-- Data rows start --

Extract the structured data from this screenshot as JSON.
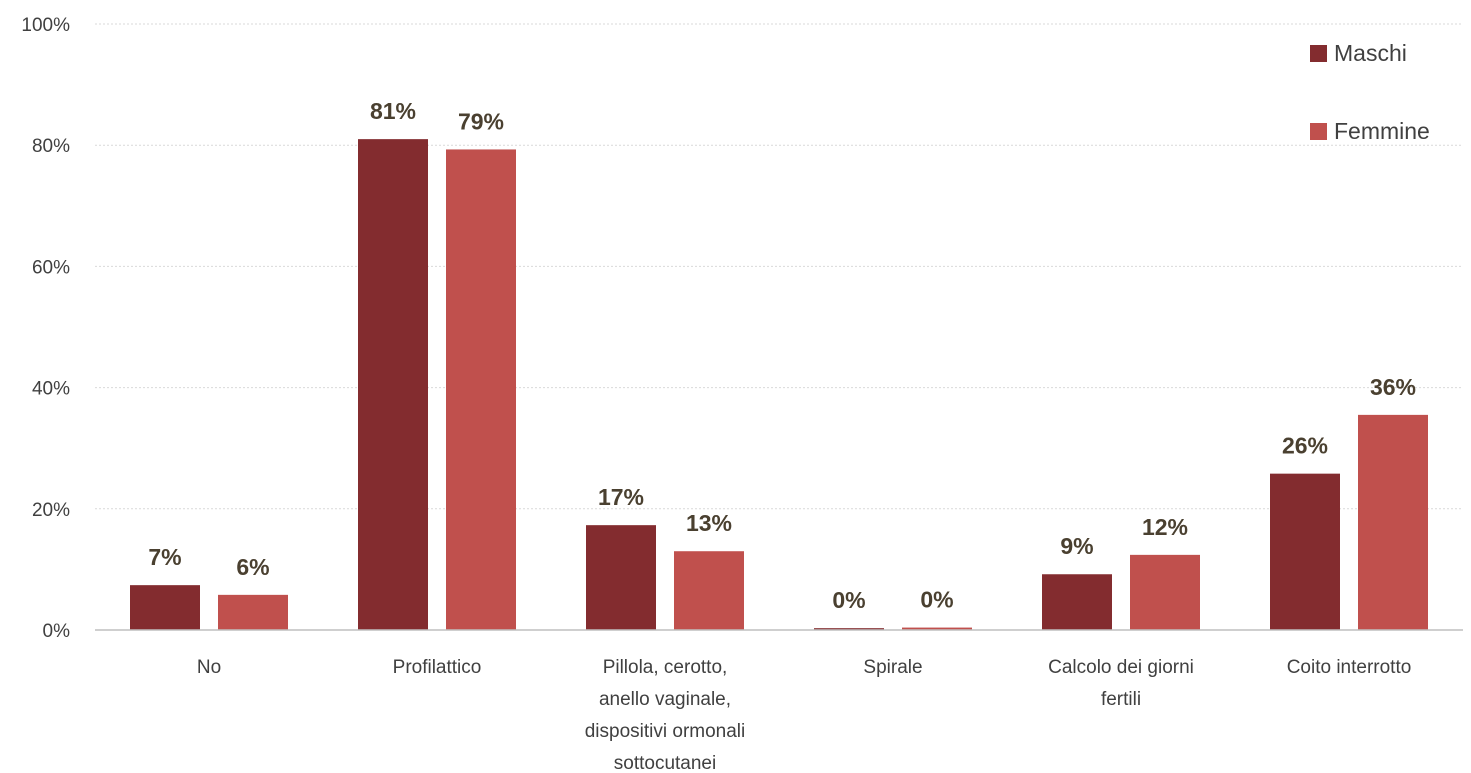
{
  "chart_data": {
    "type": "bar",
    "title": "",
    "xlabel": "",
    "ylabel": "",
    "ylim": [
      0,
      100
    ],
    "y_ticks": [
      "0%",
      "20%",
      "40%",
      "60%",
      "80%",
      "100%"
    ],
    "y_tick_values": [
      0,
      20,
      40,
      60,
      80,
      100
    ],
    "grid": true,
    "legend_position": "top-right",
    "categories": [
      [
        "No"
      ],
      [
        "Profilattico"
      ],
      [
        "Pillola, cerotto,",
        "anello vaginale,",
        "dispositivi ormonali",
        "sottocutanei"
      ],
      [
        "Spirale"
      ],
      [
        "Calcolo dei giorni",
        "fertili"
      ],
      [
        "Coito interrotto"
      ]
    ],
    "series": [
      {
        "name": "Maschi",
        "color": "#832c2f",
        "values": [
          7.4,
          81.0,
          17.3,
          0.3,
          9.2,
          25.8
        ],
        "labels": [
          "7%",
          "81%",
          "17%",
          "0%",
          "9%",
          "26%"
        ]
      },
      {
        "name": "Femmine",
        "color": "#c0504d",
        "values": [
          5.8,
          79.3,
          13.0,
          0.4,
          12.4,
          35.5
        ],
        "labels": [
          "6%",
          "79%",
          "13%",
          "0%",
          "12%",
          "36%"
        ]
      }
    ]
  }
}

-- Data rows end --
-- Data rows start --

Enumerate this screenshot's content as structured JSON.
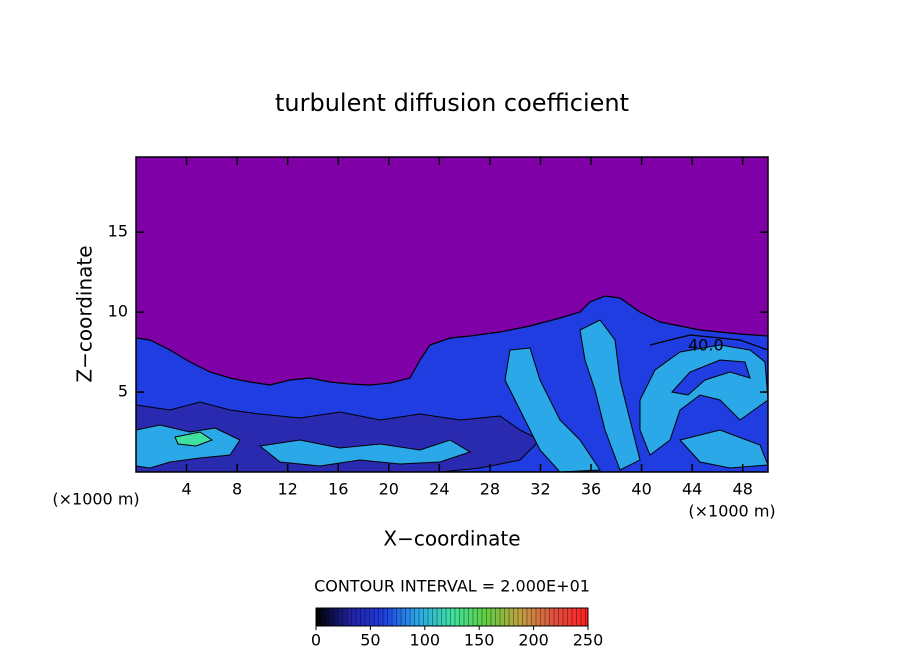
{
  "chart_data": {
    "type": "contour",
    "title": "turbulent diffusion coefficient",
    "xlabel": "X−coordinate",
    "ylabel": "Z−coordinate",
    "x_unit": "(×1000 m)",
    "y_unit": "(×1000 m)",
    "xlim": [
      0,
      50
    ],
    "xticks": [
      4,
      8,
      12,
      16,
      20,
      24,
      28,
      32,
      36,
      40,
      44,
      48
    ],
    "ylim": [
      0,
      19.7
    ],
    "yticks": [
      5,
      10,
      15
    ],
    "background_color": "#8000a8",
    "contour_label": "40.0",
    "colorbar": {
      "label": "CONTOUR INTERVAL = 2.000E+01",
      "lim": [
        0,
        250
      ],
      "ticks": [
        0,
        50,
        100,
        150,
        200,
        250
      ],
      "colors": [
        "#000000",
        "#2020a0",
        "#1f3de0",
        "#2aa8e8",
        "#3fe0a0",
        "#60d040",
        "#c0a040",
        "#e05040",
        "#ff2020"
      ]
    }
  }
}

-- Data rows end --

Your goal |
In the records, locate each line holding the string "title" and copy it.

Answer to the task |
    "title": "",
    "title": "turbulent diffusion coefficient",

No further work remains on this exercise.